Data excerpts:
================================

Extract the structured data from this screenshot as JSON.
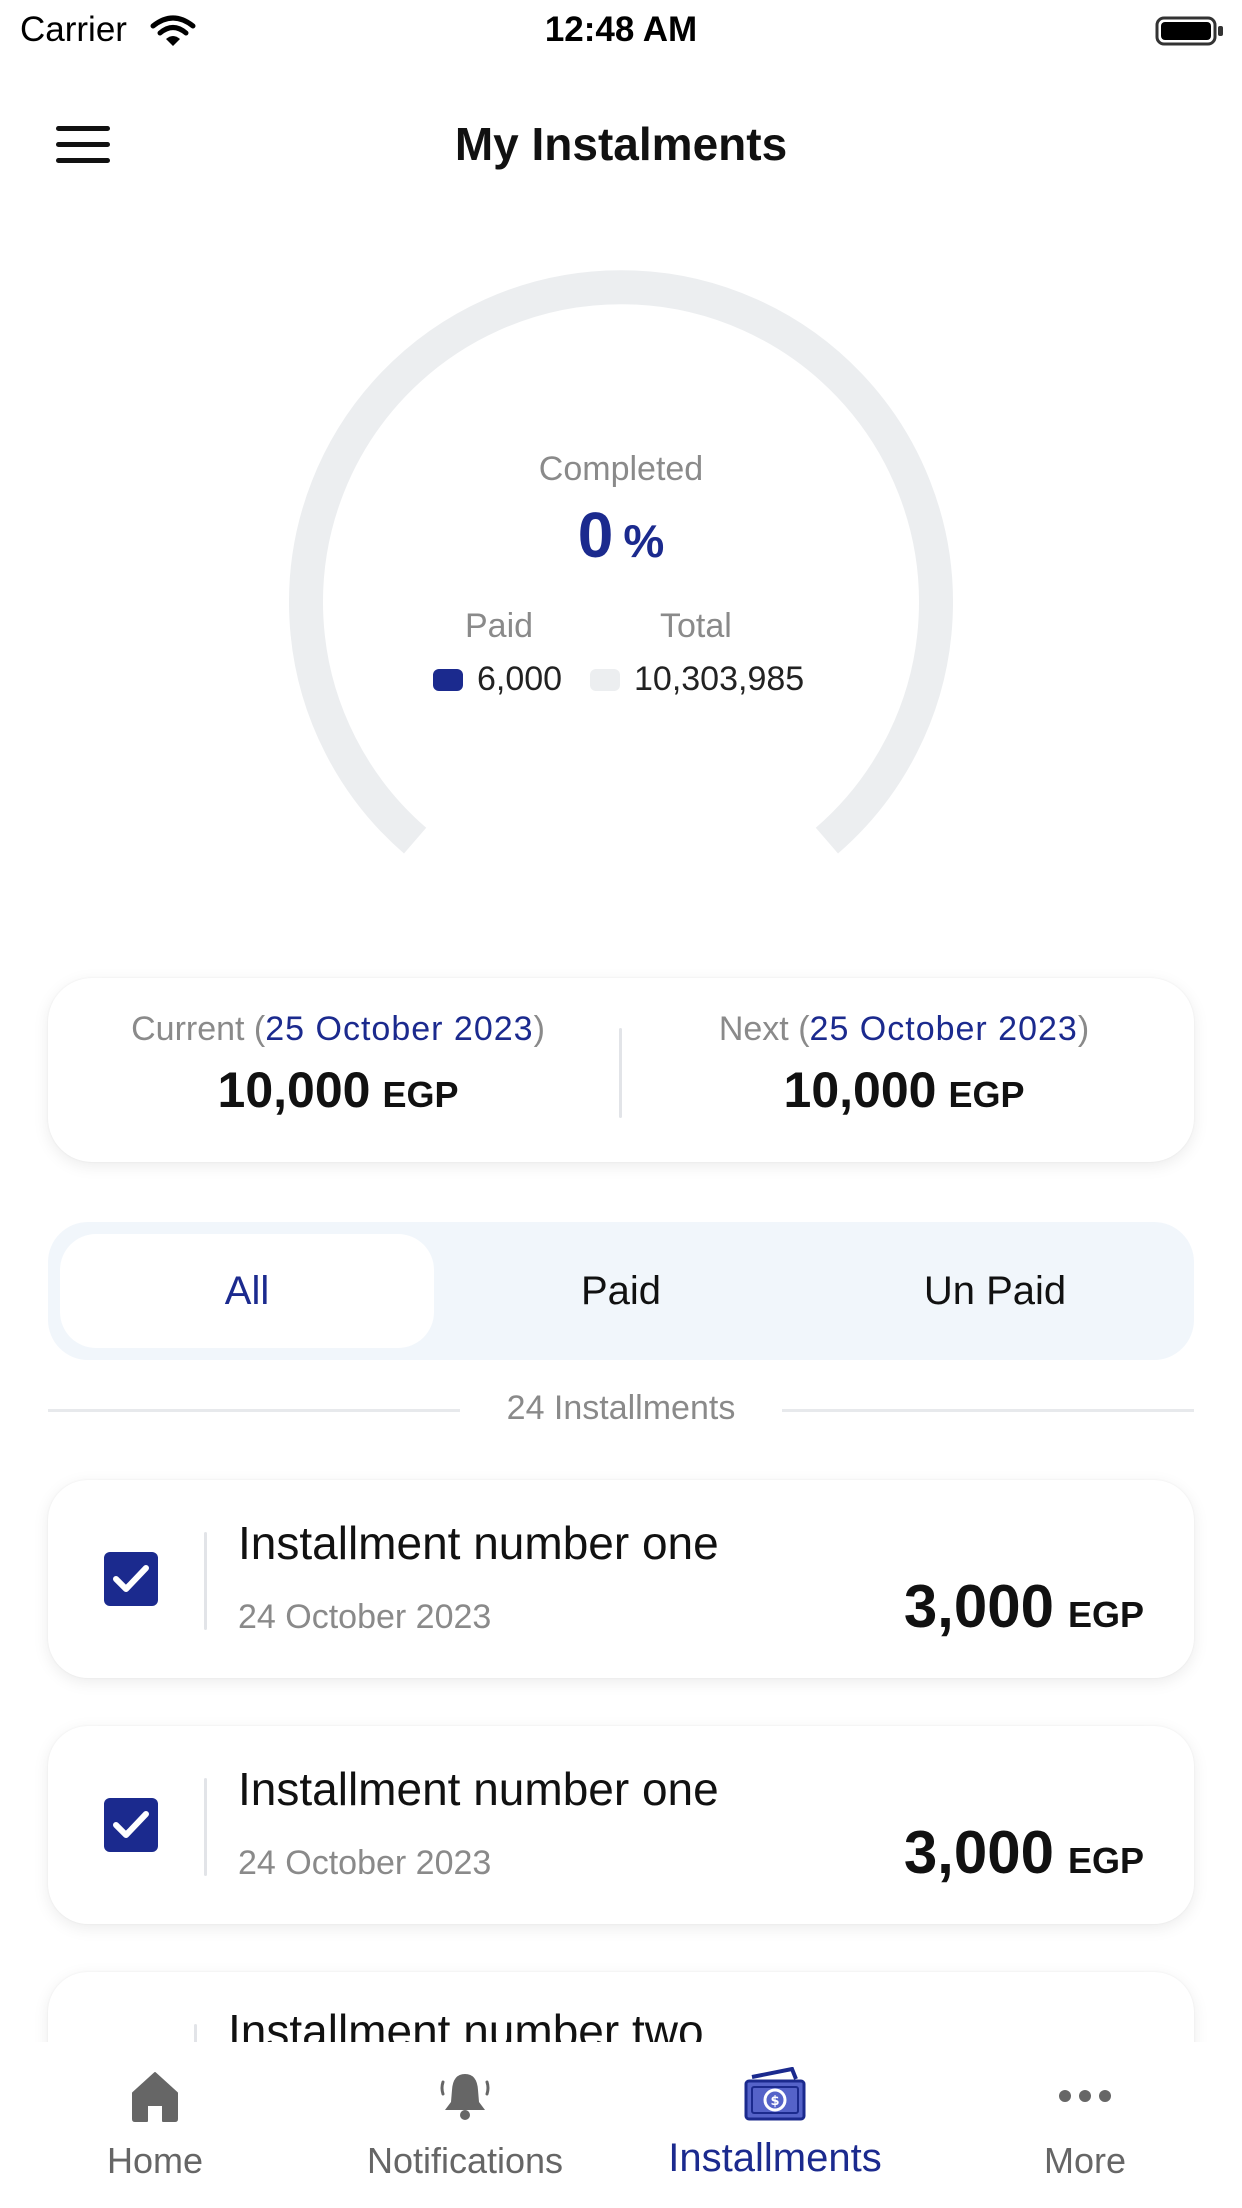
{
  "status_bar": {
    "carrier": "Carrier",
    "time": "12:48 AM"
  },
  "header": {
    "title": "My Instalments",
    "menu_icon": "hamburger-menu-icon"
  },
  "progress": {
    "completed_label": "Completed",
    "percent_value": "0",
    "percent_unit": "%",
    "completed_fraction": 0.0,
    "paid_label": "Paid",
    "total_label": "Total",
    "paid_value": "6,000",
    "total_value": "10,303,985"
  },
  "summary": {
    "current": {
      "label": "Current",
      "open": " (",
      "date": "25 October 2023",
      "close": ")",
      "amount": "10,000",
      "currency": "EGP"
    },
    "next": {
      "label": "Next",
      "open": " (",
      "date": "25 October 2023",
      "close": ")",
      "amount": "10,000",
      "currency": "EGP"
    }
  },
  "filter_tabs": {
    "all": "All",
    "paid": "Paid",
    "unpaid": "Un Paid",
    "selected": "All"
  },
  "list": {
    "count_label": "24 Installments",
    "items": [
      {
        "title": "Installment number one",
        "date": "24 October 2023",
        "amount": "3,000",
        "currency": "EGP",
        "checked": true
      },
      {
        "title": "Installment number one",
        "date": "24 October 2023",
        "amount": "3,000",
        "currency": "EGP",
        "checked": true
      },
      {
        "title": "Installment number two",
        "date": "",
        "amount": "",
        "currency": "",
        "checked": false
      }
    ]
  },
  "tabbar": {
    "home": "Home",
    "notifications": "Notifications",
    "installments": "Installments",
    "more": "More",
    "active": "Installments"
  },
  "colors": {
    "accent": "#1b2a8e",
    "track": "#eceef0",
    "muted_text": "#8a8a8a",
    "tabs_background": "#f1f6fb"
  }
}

================================

- **Job**:
Copy all the entries word for word. Omit any pictures.

- **Response**:
Extract the structured data from this screenshot as JSON.
{
  "status_bar": {
    "carrier": "Carrier",
    "time": "12:48 AM"
  },
  "header": {
    "title": "My Instalments",
    "menu_icon": "hamburger-menu-icon"
  },
  "progress": {
    "completed_label": "Completed",
    "percent_value": "0",
    "percent_unit": "%",
    "completed_fraction": 0.0,
    "paid_label": "Paid",
    "total_label": "Total",
    "paid_value": "6,000",
    "total_value": "10,303,985"
  },
  "summary": {
    "current": {
      "label": "Current",
      "open": " (",
      "date": "25 October 2023",
      "close": ")",
      "amount": "10,000",
      "currency": "EGP"
    },
    "next": {
      "label": "Next",
      "open": " (",
      "date": "25 October 2023",
      "close": ")",
      "amount": "10,000",
      "currency": "EGP"
    }
  },
  "filter_tabs": {
    "all": "All",
    "paid": "Paid",
    "unpaid": "Un Paid",
    "selected": "All"
  },
  "list": {
    "count_label": "24 Installments",
    "items": [
      {
        "title": "Installment number one",
        "date": "24 October 2023",
        "amount": "3,000",
        "currency": "EGP",
        "checked": true
      },
      {
        "title": "Installment number one",
        "date": "24 October 2023",
        "amount": "3,000",
        "currency": "EGP",
        "checked": true
      },
      {
        "title": "Installment number two",
        "date": "",
        "amount": "",
        "currency": "",
        "checked": false
      }
    ]
  },
  "tabbar": {
    "home": "Home",
    "notifications": "Notifications",
    "installments": "Installments",
    "more": "More",
    "active": "Installments"
  },
  "colors": {
    "accent": "#1b2a8e",
    "track": "#eceef0",
    "muted_text": "#8a8a8a",
    "tabs_background": "#f1f6fb"
  }
}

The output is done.